> **Requirements**:
Locate the lines of the listing below that hold "icon", then copy each of them.

**** The records ****

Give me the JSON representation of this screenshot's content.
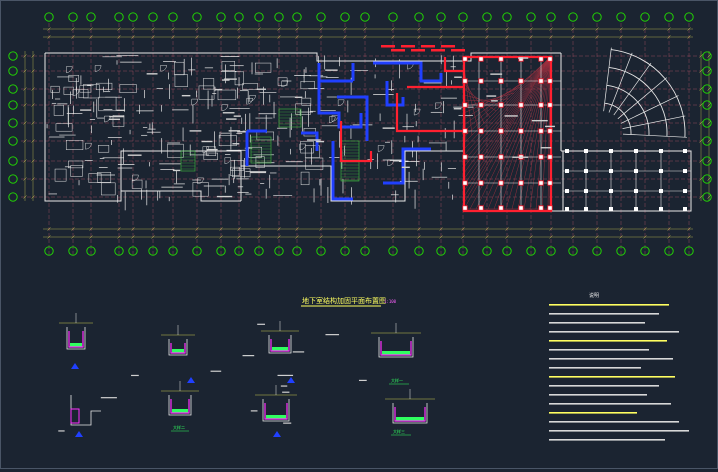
{
  "drawing": {
    "title": "地下室结构加固平面布置图",
    "title_scale": "1:100",
    "notes_heading": "说明",
    "detail_labels": [
      "大样一",
      "大样二",
      "大样三"
    ]
  },
  "colors": {
    "background": "#1b2431",
    "grid_axis": "#c75a6e",
    "axis_bubble": "#22e000",
    "walls": "#e8e8e8",
    "reinforce_blue": "#2040ff",
    "reinforce_red": "#ff2030",
    "hatch": "#a03040",
    "dimension": "#c8c850",
    "detail_green": "#30ff60",
    "detail_magenta": "#ff30ff",
    "text_yellow": "#ffff60",
    "stair_green": "#40c040"
  }
}
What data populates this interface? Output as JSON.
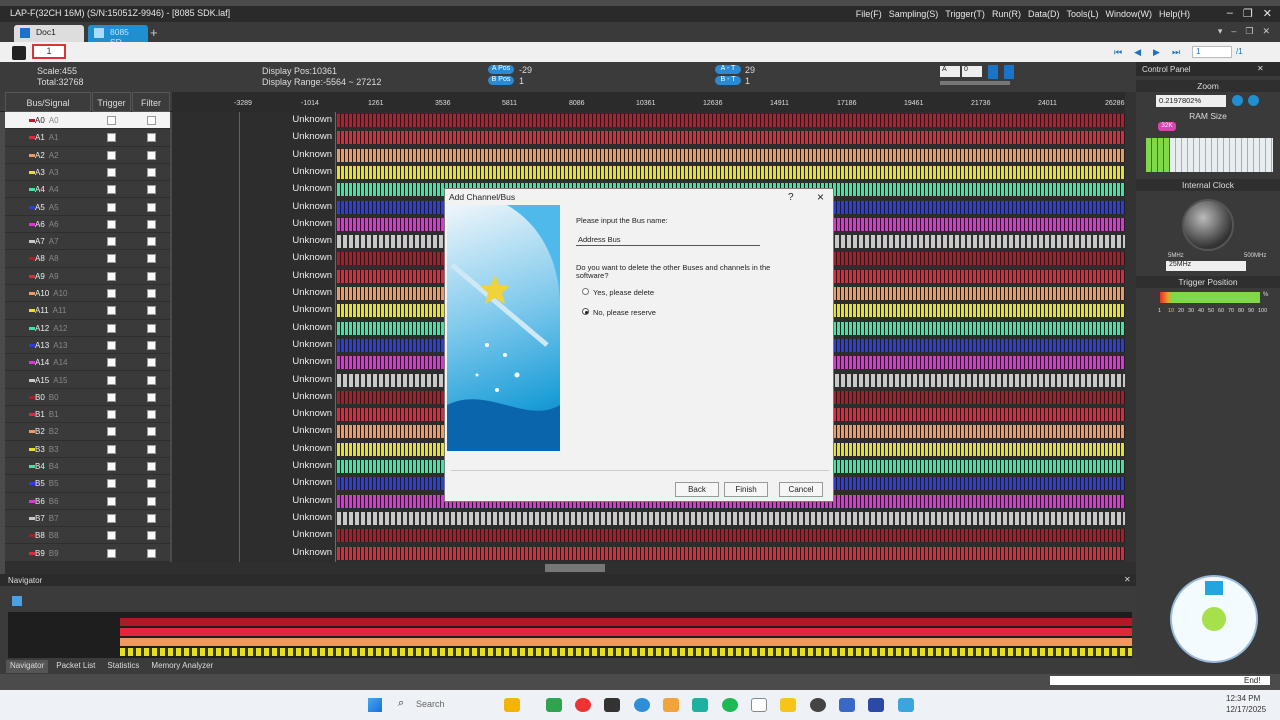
{
  "window": {
    "title": "LAP-F(32CH 16M) (S/N:15051Z-9946) - [8085 SDK.laf]",
    "menu": [
      "File(F)",
      "Sampling(S)",
      "Trigger(T)",
      "Run(R)",
      "Data(D)",
      "Tools(L)",
      "Window(W)",
      "Help(H)"
    ]
  },
  "tabs": [
    {
      "label": "Doc1"
    },
    {
      "label": "8085 SD..."
    }
  ],
  "toolbar": {
    "page_value": "1",
    "right_page": "1",
    "right_total": "/1"
  },
  "info": {
    "scale": "Scale:455",
    "total": "Total:32768",
    "display_pos": "Display Pos:10361",
    "display_range": "Display Range:-5564 ~ 27212",
    "a_pos_label": "A Pos",
    "a_pos": "-29",
    "b_pos_label": "B Pos",
    "b_pos": "1",
    "a_t_label": "A - T",
    "a_t": "29",
    "b_t_label": "B - T",
    "b_t": "1",
    "sel_a": "A",
    "sel_0": "0"
  },
  "columns": {
    "bus": "Bus/Signal",
    "trigger": "Trigger",
    "filter": "Filter"
  },
  "ruler": [
    "-3289",
    "-1014",
    "1261",
    "3536",
    "5811",
    "8086",
    "10361",
    "12636",
    "14911",
    "17186",
    "19461",
    "21736",
    "24011",
    "26286"
  ],
  "signals": [
    {
      "name": "A0",
      "alias": "A0",
      "color": "#c0182a"
    },
    {
      "name": "A1",
      "alias": "A1",
      "color": "#e0283a"
    },
    {
      "name": "A2",
      "alias": "A2",
      "color": "#ee9960"
    },
    {
      "name": "A3",
      "alias": "A3",
      "color": "#e6e020"
    },
    {
      "name": "A4",
      "alias": "A4",
      "color": "#3ce6a0"
    },
    {
      "name": "A5",
      "alias": "A5",
      "color": "#2a3de0"
    },
    {
      "name": "A6",
      "alias": "A6",
      "color": "#e032d8"
    },
    {
      "name": "A7",
      "alias": "A7",
      "color": "#c8c8c8"
    },
    {
      "name": "A8",
      "alias": "A8",
      "color": "#b01a26"
    },
    {
      "name": "A9",
      "alias": "A9",
      "color": "#e0283a"
    },
    {
      "name": "A10",
      "alias": "A10",
      "color": "#ee9960"
    },
    {
      "name": "A11",
      "alias": "A11",
      "color": "#e6e020"
    },
    {
      "name": "A12",
      "alias": "A12",
      "color": "#3ce6a0"
    },
    {
      "name": "A13",
      "alias": "A13",
      "color": "#2a3de0"
    },
    {
      "name": "A14",
      "alias": "A14",
      "color": "#e032d8"
    },
    {
      "name": "A15",
      "alias": "A15",
      "color": "#c8c8c8"
    },
    {
      "name": "B0",
      "alias": "B0",
      "color": "#b01a26"
    },
    {
      "name": "B1",
      "alias": "B1",
      "color": "#e0283a"
    },
    {
      "name": "B2",
      "alias": "B2",
      "color": "#ee9960"
    },
    {
      "name": "B3",
      "alias": "B3",
      "color": "#e6e020"
    },
    {
      "name": "B4",
      "alias": "B4",
      "color": "#3ce6a0"
    },
    {
      "name": "B5",
      "alias": "B5",
      "color": "#2a3de0"
    },
    {
      "name": "B6",
      "alias": "B6",
      "color": "#e032d8"
    },
    {
      "name": "B7",
      "alias": "B7",
      "color": "#c8c8c8"
    },
    {
      "name": "B8",
      "alias": "B8",
      "color": "#b01a26"
    },
    {
      "name": "B9",
      "alias": "B9",
      "color": "#e0283a"
    }
  ],
  "unknown_label": "Unknown",
  "dialog": {
    "title": "Add Channel/Bus",
    "help": "?",
    "close": "×",
    "prompt": "Please input the Bus name:",
    "bus_name": "Address Bus",
    "question": "Do you want to delete the other Buses and channels in the software?",
    "opt_yes": "Yes, please delete",
    "opt_no": "No, please reserve",
    "back": "Back",
    "finish": "Finish",
    "cancel": "Cancel"
  },
  "control_panel": {
    "title": "Control Panel",
    "zoom": "Zoom",
    "zoom_value": "0.2197802%",
    "ram": "RAM Size",
    "ram_badge": "32K",
    "clock": "Internal Clock",
    "clock_min": "5MHz",
    "clock_max": "500MHz",
    "clock_value": "25MHz",
    "trigger_position": "Trigger Position",
    "trigger_percent": "%",
    "trigger_ticks": [
      "1",
      "10",
      "20",
      "30",
      "40",
      "50",
      "60",
      "70",
      "80",
      "90",
      "100"
    ]
  },
  "navigator": {
    "title": "Navigator",
    "tabs": [
      "Navigator",
      "Packet List",
      "Statistics",
      "Memory Analyzer"
    ]
  },
  "status": {
    "end": "End!"
  },
  "taskbar": {
    "search": "Search",
    "time": "12:34 PM",
    "date": "12/17/2025"
  }
}
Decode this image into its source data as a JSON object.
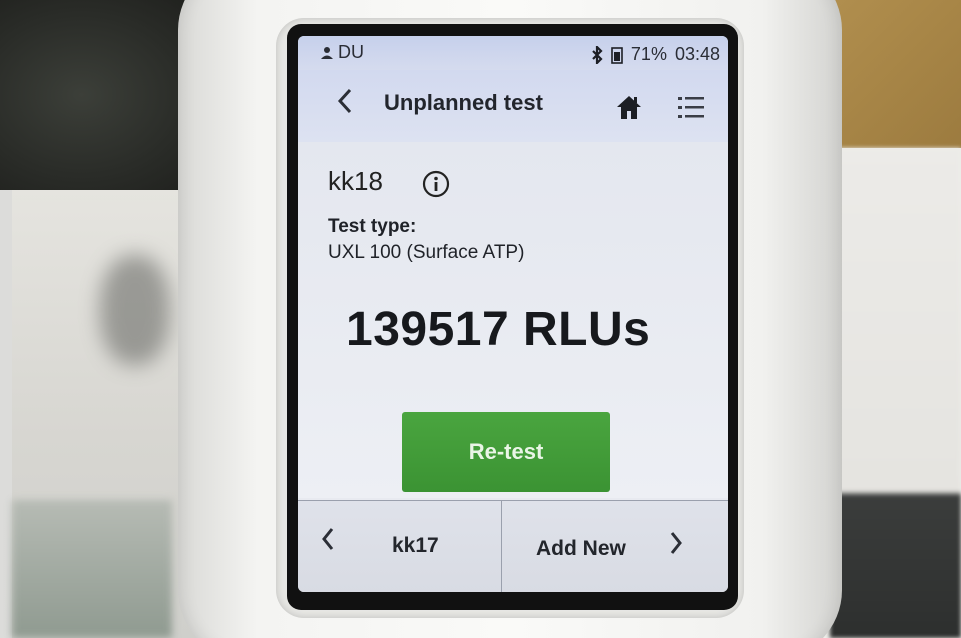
{
  "status_bar": {
    "user_icon": "user-icon",
    "user": "DU",
    "bluetooth_icon": "bluetooth-icon",
    "battery_icon": "battery-icon",
    "battery": "71%",
    "time": "03:48"
  },
  "header": {
    "back_icon": "chevron-left-icon",
    "title": "Unplanned test",
    "home_icon": "home-icon",
    "menu_icon": "list-menu-icon"
  },
  "content": {
    "test_id": "kk18",
    "info_icon": "info-icon",
    "test_type_label": "Test type:",
    "test_type_value": "UXL 100 (Surface ATP)",
    "result": "139517 RLUs",
    "retest_label": "Re-test",
    "colors": {
      "retest_bg": "#3f9a36",
      "status_bar_bg": "#c9d2ec"
    }
  },
  "bottom_nav": {
    "prev_label": "kk17",
    "next_label": "Add New"
  }
}
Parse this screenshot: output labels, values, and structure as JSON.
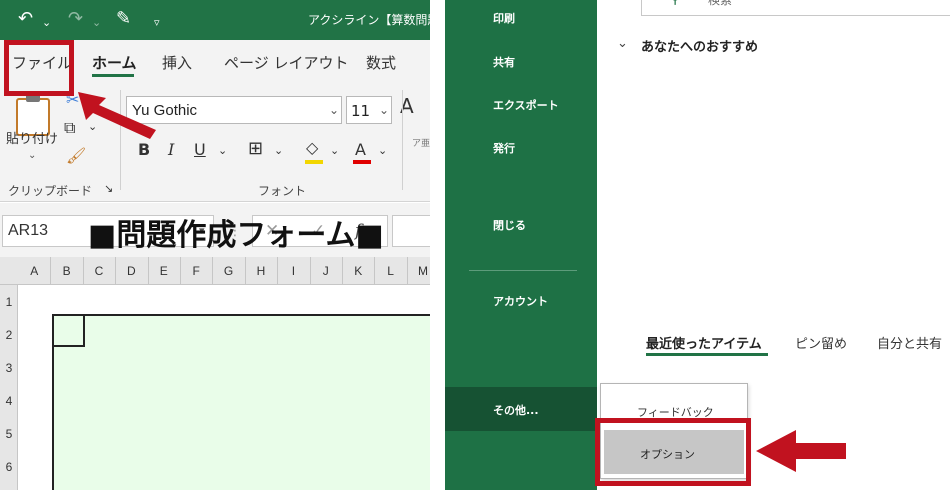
{
  "excel": {
    "window_title": "アクシライン【算数問題",
    "quick_access": {
      "undo_icon": "undo-icon",
      "redo_icon": "redo-icon",
      "touch_mode_icon": "touch-mode-icon",
      "customize_icon": "customize-qat-icon"
    },
    "tabs": [
      {
        "label": "ファイル",
        "active": false
      },
      {
        "label": "ホーム",
        "active": true
      },
      {
        "label": "挿入",
        "active": false
      },
      {
        "label": "ページ レイアウト",
        "active": false
      },
      {
        "label": "数式",
        "active": false
      }
    ],
    "ribbon": {
      "paste_label": "貼り付け",
      "clipboard_group_label": "クリップボード",
      "font_group_label": "フォント",
      "font_name": "Yu Gothic",
      "font_size": "11",
      "bold_label": "B",
      "italic_label": "I",
      "underline_label": "U",
      "font_color_label": "A",
      "grow_font_label": "A"
    },
    "formula_bar": {
      "name_box_value": "AR13",
      "function_label": "fx"
    },
    "sheet": {
      "columns": [
        "A",
        "B",
        "C",
        "D",
        "E",
        "F",
        "G",
        "H",
        "I",
        "J",
        "K",
        "L",
        "M"
      ],
      "rows": [
        "1",
        "2",
        "3",
        "4",
        "5",
        "6"
      ],
      "form_title": "■問題作成フォーム■"
    }
  },
  "backstage": {
    "nav_items": [
      "印刷",
      "共有",
      "エクスポート",
      "発行",
      "閉じる",
      "アカウント",
      "その他..."
    ],
    "search_placeholder": "検索",
    "recommended_title": "あなたへのおすすめ",
    "doc_tabs": [
      {
        "label": "最近使ったアイテム",
        "active": true
      },
      {
        "label": "ピン留め",
        "active": false
      },
      {
        "label": "自分と共有",
        "active": false
      }
    ],
    "more_menu": {
      "feedback_label": "フィードバック",
      "options_label": "オプション"
    }
  },
  "annotation": {
    "highlight_color": "#c1121f",
    "excel_green": "#217346"
  }
}
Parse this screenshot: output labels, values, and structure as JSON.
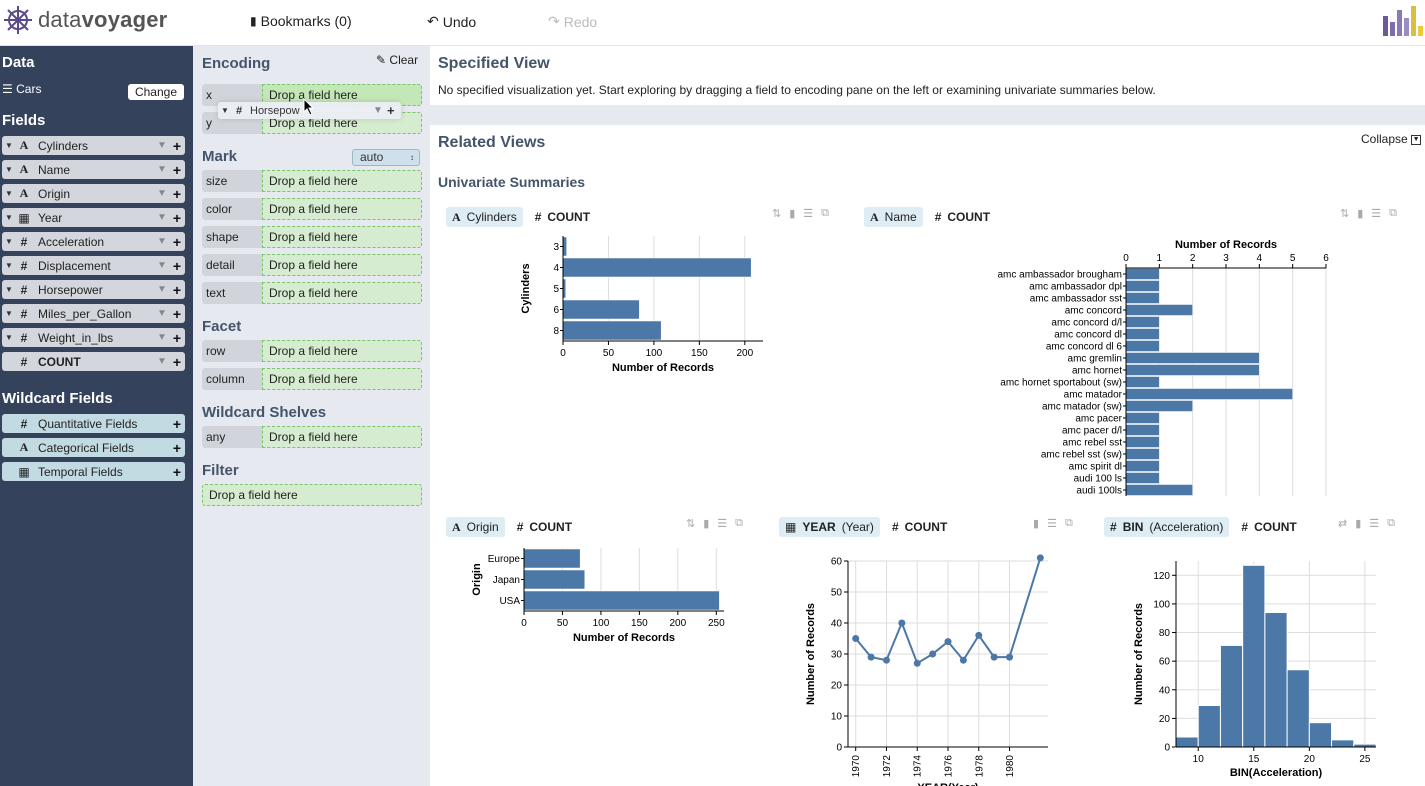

****

> **Reply to the exercise**:
    "user_icon": "user-icon",
    "bluetooth_icon": "bluetooth-icon",
    "battery_icon": "battery-icon",
    "back_icon": "chevron-left-icon",
    "home_icon": "home-icon",
    "menu_icon": "list-menu-icon"
    "info_icon": "info-icon",
      "undo_icon": "undo-icon",
      "redo_icon": "redo-icon",
      "touch_mode_icon": "touch-mode-icon",
      "customize_icon": "customize-qat-icon"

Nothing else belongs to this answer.